> _Dataset records_:
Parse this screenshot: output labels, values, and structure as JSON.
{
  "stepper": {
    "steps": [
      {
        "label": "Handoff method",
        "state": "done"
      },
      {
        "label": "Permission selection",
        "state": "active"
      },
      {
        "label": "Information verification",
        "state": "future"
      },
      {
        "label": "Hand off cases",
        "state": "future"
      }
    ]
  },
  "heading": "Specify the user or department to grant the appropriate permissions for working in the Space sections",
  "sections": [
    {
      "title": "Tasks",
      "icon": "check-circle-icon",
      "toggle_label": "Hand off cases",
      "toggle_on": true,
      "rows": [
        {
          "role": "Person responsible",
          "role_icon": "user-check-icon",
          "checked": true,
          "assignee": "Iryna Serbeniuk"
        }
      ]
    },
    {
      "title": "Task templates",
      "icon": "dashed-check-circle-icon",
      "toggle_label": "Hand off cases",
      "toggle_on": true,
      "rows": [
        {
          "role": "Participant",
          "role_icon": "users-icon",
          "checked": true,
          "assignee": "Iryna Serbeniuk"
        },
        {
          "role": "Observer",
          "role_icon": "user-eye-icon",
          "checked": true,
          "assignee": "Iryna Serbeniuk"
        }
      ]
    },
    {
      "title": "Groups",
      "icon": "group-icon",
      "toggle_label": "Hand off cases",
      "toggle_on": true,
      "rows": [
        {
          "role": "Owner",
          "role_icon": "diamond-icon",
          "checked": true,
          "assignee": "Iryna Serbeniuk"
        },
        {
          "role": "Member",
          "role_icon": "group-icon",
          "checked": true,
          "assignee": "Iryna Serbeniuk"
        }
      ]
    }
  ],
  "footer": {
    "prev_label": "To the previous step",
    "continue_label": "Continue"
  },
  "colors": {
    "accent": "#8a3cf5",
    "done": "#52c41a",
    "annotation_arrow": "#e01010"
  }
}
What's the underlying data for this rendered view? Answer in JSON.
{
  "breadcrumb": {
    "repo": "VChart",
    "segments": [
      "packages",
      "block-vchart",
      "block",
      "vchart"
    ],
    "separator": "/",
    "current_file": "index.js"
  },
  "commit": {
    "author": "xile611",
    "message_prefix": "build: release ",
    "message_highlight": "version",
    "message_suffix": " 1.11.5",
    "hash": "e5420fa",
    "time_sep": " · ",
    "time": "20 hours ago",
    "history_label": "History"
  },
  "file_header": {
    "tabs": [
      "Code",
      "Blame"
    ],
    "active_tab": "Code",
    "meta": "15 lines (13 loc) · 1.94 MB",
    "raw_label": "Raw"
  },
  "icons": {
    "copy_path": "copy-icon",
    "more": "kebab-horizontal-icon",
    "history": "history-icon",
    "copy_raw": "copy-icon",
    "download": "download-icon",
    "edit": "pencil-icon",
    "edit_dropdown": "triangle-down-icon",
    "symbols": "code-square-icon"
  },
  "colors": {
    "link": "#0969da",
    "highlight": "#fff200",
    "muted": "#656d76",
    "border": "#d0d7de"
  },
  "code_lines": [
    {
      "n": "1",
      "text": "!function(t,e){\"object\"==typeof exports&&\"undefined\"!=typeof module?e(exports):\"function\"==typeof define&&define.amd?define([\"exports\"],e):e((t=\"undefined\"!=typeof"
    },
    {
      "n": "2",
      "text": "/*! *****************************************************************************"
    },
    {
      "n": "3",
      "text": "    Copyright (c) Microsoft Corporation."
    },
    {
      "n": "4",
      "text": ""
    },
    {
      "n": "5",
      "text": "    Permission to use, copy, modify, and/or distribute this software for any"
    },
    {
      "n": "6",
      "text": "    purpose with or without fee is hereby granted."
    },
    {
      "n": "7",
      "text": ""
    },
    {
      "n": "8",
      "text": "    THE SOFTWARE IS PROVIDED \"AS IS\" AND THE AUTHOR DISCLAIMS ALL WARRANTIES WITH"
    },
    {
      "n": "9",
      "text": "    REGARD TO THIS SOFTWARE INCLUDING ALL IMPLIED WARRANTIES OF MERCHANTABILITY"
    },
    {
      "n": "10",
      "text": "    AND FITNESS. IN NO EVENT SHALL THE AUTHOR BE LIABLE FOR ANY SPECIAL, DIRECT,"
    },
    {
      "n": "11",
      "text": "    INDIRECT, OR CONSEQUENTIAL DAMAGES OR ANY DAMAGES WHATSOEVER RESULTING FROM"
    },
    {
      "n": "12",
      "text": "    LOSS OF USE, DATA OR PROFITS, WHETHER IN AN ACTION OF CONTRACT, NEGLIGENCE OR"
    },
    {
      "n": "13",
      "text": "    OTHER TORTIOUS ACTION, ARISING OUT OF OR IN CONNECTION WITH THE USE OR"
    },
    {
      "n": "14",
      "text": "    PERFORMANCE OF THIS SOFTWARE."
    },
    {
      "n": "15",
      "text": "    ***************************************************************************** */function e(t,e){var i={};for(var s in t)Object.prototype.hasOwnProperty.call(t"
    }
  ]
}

> _Task_: Go through the listing and copy all of it exactly.

> _In response_:
Parse this screenshot: output labels, values, and structure as JSON.
{
  "stepper": {
    "steps": [
      {
        "label": "Handoff method",
        "state": "done"
      },
      {
        "label": "Permission selection",
        "state": "active"
      },
      {
        "label": "Information verification",
        "state": "future"
      },
      {
        "label": "Hand off cases",
        "state": "future"
      }
    ]
  },
  "heading": "Specify the user or department to grant the appropriate permissions for working in the Space sections",
  "sections": [
    {
      "title": "Tasks",
      "icon": "check-circle-icon",
      "toggle_label": "Hand off cases",
      "toggle_on": true,
      "rows": [
        {
          "role": "Person responsible",
          "role_icon": "user-check-icon",
          "checked": true,
          "assignee": "Iryna Serbeniuk"
        }
      ]
    },
    {
      "title": "Task templates",
      "icon": "dashed-check-circle-icon",
      "toggle_label": "Hand off cases",
      "toggle_on": true,
      "rows": [
        {
          "role": "Participant",
          "role_icon": "users-icon",
          "checked": true,
          "assignee": "Iryna Serbeniuk"
        },
        {
          "role": "Observer",
          "role_icon": "user-eye-icon",
          "checked": true,
          "assignee": "Iryna Serbeniuk"
        }
      ]
    },
    {
      "title": "Groups",
      "icon": "group-icon",
      "toggle_label": "Hand off cases",
      "toggle_on": true,
      "rows": [
        {
          "role": "Owner",
          "role_icon": "diamond-icon",
          "checked": true,
          "assignee": "Iryna Serbeniuk"
        },
        {
          "role": "Member",
          "role_icon": "group-icon",
          "checked": true,
          "assignee": "Iryna Serbeniuk"
        }
      ]
    }
  ],
  "footer": {
    "prev_label": "To the previous step",
    "continue_label": "Continue"
  },
  "colors": {
    "accent": "#8a3cf5",
    "done": "#52c41a",
    "annotation_arrow": "#e01010"
  }
}
What's the underlying data for this rendered view? Answer in JSON.
{
  "breadcrumb": {
    "repo": "VChart",
    "segments": [
      "packages",
      "block-vchart",
      "block",
      "vchart"
    ],
    "separator": "/",
    "current_file": "index.js"
  },
  "commit": {
    "author": "xile611",
    "message_prefix": "build: release ",
    "message_highlight": "version",
    "message_suffix": " 1.11.5",
    "hash": "e5420fa",
    "time_sep": " · ",
    "time": "20 hours ago",
    "history_label": "History"
  },
  "file_header": {
    "tabs": [
      "Code",
      "Blame"
    ],
    "active_tab": "Code",
    "meta": "15 lines (13 loc) · 1.94 MB",
    "raw_label": "Raw"
  },
  "icons": {
    "copy_path": "copy-icon",
    "more": "kebab-horizontal-icon",
    "history": "history-icon",
    "copy_raw": "copy-icon",
    "download": "download-icon",
    "edit": "pencil-icon",
    "edit_dropdown": "triangle-down-icon",
    "symbols": "code-square-icon"
  },
  "colors": {
    "link": "#0969da",
    "highlight": "#fff200",
    "muted": "#656d76",
    "border": "#d0d7de"
  },
  "code_lines": [
    {
      "n": "1",
      "text": "!function(t,e){\"object\"==typeof exports&&\"undefined\"!=typeof module?e(exports):\"function\"==typeof define&&define.amd?define([\"exports\"],e):e((t=\"undefined\"!=typeof"
    },
    {
      "n": "2",
      "text": "/*! *****************************************************************************"
    },
    {
      "n": "3",
      "text": "    Copyright (c) Microsoft Corporation."
    },
    {
      "n": "4",
      "text": ""
    },
    {
      "n": "5",
      "text": "    Permission to use, copy, modify, and/or distribute this software for any"
    },
    {
      "n": "6",
      "text": "    purpose with or without fee is hereby granted."
    },
    {
      "n": "7",
      "text": ""
    },
    {
      "n": "8",
      "text": "    THE SOFTWARE IS PROVIDED \"AS IS\" AND THE AUTHOR DISCLAIMS ALL WARRANTIES WITH"
    },
    {
      "n": "9",
      "text": "    REGARD TO THIS SOFTWARE INCLUDING ALL IMPLIED WARRANTIES OF MERCHANTABILITY"
    },
    {
      "n": "10",
      "text": "    AND FITNESS. IN NO EVENT SHALL THE AUTHOR BE LIABLE FOR ANY SPECIAL, DIRECT,"
    },
    {
      "n": "11",
      "text": "    INDIRECT, OR CONSEQUENTIAL DAMAGES OR ANY DAMAGES WHATSOEVER RESULTING FROM"
    },
    {
      "n": "12",
      "text": "    LOSS OF USE, DATA OR PROFITS, WHETHER IN AN ACTION OF CONTRACT, NEGLIGENCE OR"
    },
    {
      "n": "13",
      "text": "    OTHER TORTIOUS ACTION, ARISING OUT OF OR IN CONNECTION WITH THE USE OR"
    },
    {
      "n": "14",
      "text": "    PERFORMANCE OF THIS SOFTWARE."
    },
    {
      "n": "15",
      "text": "    ***************************************************************************** */function e(t,e){var i={};for(var s in t)Object.prototype.hasOwnProperty.call(t"
    }
  ]
}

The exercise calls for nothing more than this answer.